### PROBLEM TO WORK ON
Make an exact copy of the lines below.

### RECORDS FOR THIS EXERCISE

==========

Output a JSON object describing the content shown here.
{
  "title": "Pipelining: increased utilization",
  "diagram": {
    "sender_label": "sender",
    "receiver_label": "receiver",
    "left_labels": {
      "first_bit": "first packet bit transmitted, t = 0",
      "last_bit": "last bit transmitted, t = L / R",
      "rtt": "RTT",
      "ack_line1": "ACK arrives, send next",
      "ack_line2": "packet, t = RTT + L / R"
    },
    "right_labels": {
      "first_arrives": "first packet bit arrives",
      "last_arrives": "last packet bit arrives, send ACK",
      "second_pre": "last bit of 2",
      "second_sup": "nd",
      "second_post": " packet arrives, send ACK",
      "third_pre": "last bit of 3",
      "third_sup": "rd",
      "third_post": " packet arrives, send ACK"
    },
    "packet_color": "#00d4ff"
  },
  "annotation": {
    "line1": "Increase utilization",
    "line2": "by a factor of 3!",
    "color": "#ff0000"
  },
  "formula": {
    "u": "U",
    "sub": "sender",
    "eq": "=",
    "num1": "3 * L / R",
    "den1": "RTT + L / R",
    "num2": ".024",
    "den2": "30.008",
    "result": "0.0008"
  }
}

==========

### EXERCISE RESULT
Output a JSON object describing the content shown here.
{
  "title": "Pipelining: increased utilization",
  "diagram": {
    "sender_label": "sender",
    "receiver_label": "receiver",
    "left_labels": {
      "first_bit": "first packet bit transmitted, t = 0",
      "last_bit": "last bit transmitted, t = L / R",
      "rtt": "RTT",
      "ack_line1": "ACK arrives, send next",
      "ack_line2": "packet, t = RTT + L / R"
    },
    "right_labels": {
      "first_arrives": "first packet bit arrives",
      "last_arrives": "last packet bit arrives, send ACK",
      "second_pre": "last bit of 2",
      "second_sup": "nd",
      "second_post": " packet arrives, send ACK",
      "third_pre": "last bit of 3",
      "third_sup": "rd",
      "third_post": " packet arrives, send ACK"
    },
    "packet_color": "#00d4ff"
  },
  "annotation": {
    "line1": "Increase utilization",
    "line2": "by a factor of 3!",
    "color": "#ff0000"
  },
  "formula": {
    "u": "U",
    "sub": "sender",
    "eq": "=",
    "num1": "3 * L / R",
    "den1": "RTT + L / R",
    "num2": ".024",
    "den2": "30.008",
    "result": "0.0008"
  }
}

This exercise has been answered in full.